**Items**:
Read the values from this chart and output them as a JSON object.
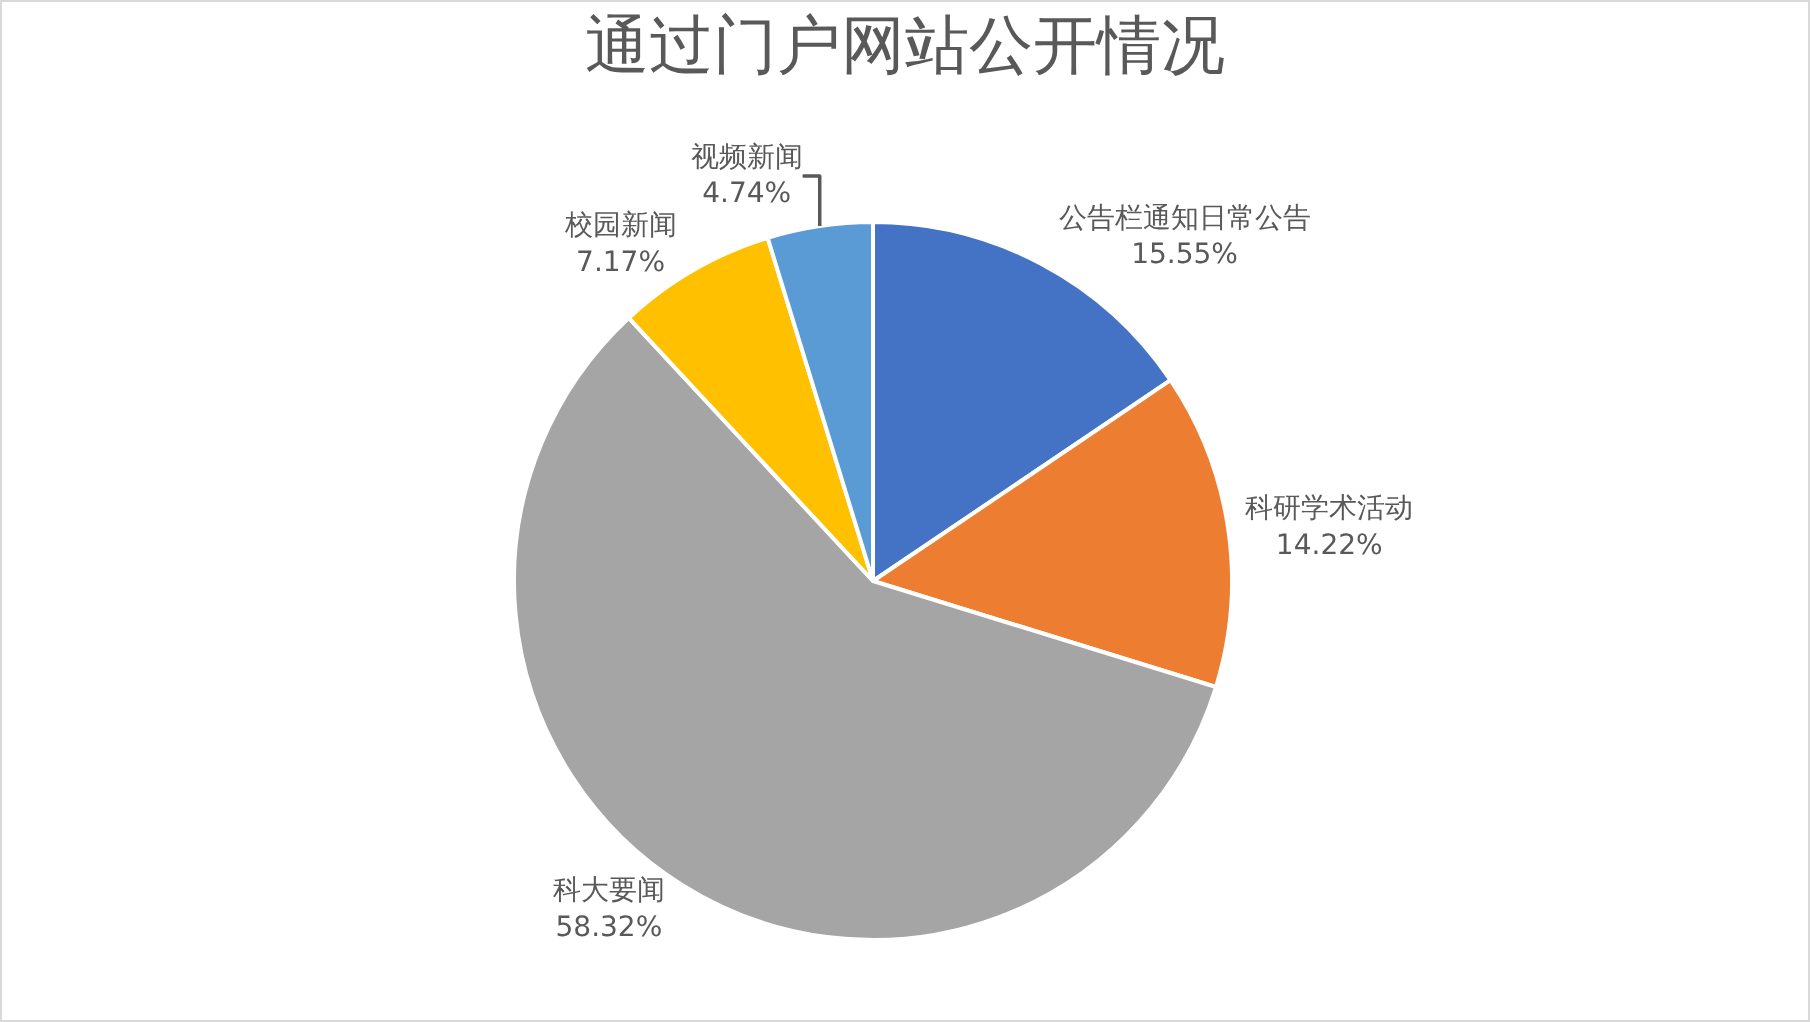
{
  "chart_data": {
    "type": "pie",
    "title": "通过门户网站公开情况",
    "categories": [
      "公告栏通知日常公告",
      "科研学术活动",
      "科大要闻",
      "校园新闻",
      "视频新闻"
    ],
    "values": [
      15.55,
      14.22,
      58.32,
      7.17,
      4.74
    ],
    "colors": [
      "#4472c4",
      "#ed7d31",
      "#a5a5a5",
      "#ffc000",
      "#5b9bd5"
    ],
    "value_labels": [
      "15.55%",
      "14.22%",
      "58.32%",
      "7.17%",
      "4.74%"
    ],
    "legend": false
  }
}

**Exercise directions**: Your task is to repeat the data above exactly while excluding the pictures.

**Full response**:
Read the values from this chart and output them as a JSON object.
{
  "chart_data": {
    "type": "pie",
    "title": "通过门户网站公开情况",
    "categories": [
      "公告栏通知日常公告",
      "科研学术活动",
      "科大要闻",
      "校园新闻",
      "视频新闻"
    ],
    "values": [
      15.55,
      14.22,
      58.32,
      7.17,
      4.74
    ],
    "colors": [
      "#4472c4",
      "#ed7d31",
      "#a5a5a5",
      "#ffc000",
      "#5b9bd5"
    ],
    "value_labels": [
      "15.55%",
      "14.22%",
      "58.32%",
      "7.17%",
      "4.74%"
    ],
    "legend": false
  }
}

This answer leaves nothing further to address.